Work instructions ->
Return the material exactly as supplied, apart from the pictures, which are omitted.

Entries with figure data ->
--------------------

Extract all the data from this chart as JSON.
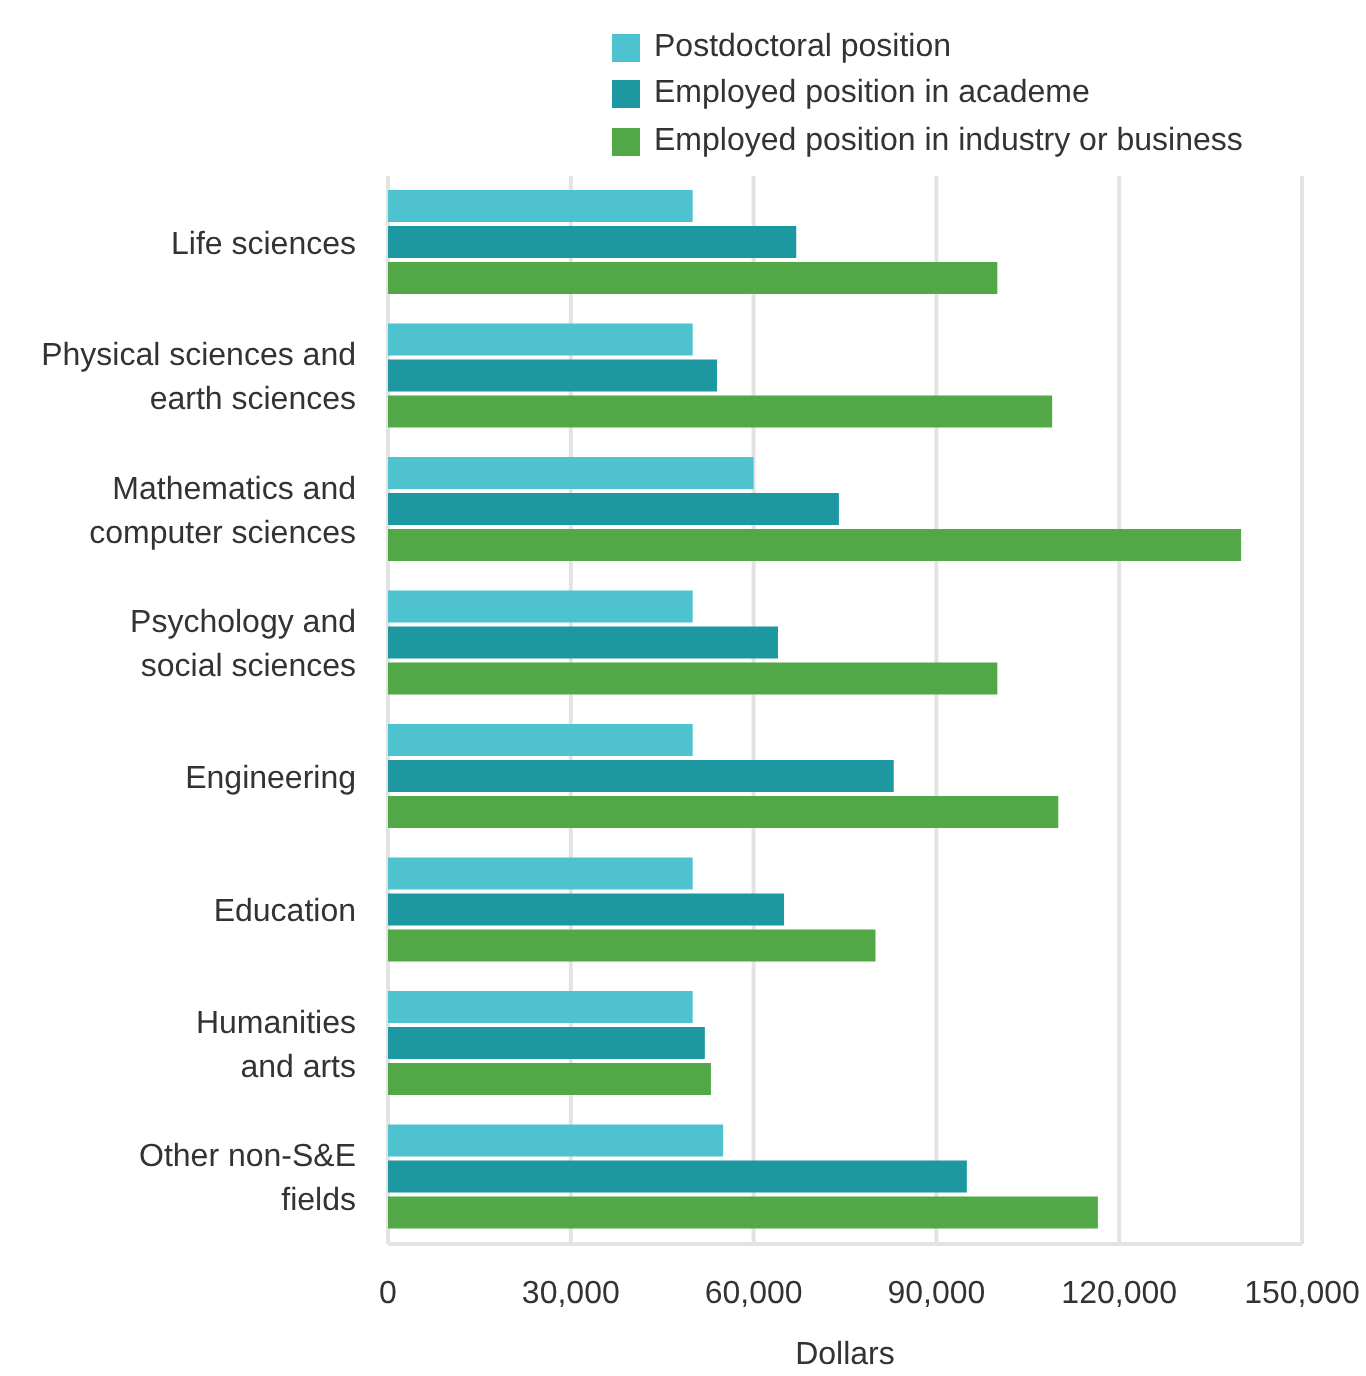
{
  "chart_data": {
    "type": "bar",
    "orientation": "horizontal",
    "xlabel": "Dollars",
    "categories": [
      "Life sciences",
      "Physical sciences and\nearth sciences",
      "Mathematics and\ncomputer sciences",
      "Psychology and\nsocial sciences",
      "Engineering",
      "Education",
      "Humanities\nand arts",
      "Other non-S&E\nfields"
    ],
    "series": [
      {
        "name": "Postdoctoral position",
        "color": "#4ec3cf",
        "values": [
          50000,
          50000,
          60000,
          50000,
          50000,
          50000,
          50000,
          55000
        ]
      },
      {
        "name": "Employed position in academe",
        "color": "#1d98a0",
        "values": [
          67000,
          54000,
          74000,
          64000,
          83000,
          65000,
          52000,
          95000
        ]
      },
      {
        "name": "Employed position in industry or business",
        "color": "#52a846",
        "values": [
          100000,
          109000,
          140000,
          100000,
          110000,
          80000,
          53000,
          116500
        ]
      }
    ],
    "xlim": [
      0,
      150000
    ],
    "xticks": [
      0,
      {
        "value": 30000,
        "label": "30,000"
      },
      {
        "value": 60000,
        "label": "60,000"
      },
      {
        "value": 90000,
        "label": "90,000"
      },
      {
        "value": 120000,
        "label": "120,000"
      },
      {
        "value": 150000,
        "label": "150,000"
      }
    ],
    "grid": "x",
    "legend": "top"
  }
}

--------------------

Solution below ->
Extract all the data from this chart as JSON.
{
  "chart_data": {
    "type": "bar",
    "orientation": "horizontal",
    "xlabel": "Dollars",
    "categories": [
      "Life sciences",
      "Physical sciences and\nearth sciences",
      "Mathematics and\ncomputer sciences",
      "Psychology and\nsocial sciences",
      "Engineering",
      "Education",
      "Humanities\nand arts",
      "Other non-S&E\nfields"
    ],
    "series": [
      {
        "name": "Postdoctoral position",
        "color": "#4ec3cf",
        "values": [
          50000,
          50000,
          60000,
          50000,
          50000,
          50000,
          50000,
          55000
        ]
      },
      {
        "name": "Employed position in academe",
        "color": "#1d98a0",
        "values": [
          67000,
          54000,
          74000,
          64000,
          83000,
          65000,
          52000,
          95000
        ]
      },
      {
        "name": "Employed position in industry or business",
        "color": "#52a846",
        "values": [
          100000,
          109000,
          140000,
          100000,
          110000,
          80000,
          53000,
          116500
        ]
      }
    ],
    "xlim": [
      0,
      150000
    ],
    "xticks": [
      0,
      {
        "value": 30000,
        "label": "30,000"
      },
      {
        "value": 60000,
        "label": "60,000"
      },
      {
        "value": 90000,
        "label": "90,000"
      },
      {
        "value": 120000,
        "label": "120,000"
      },
      {
        "value": 150000,
        "label": "150,000"
      }
    ],
    "grid": "x",
    "legend": "top"
  }
}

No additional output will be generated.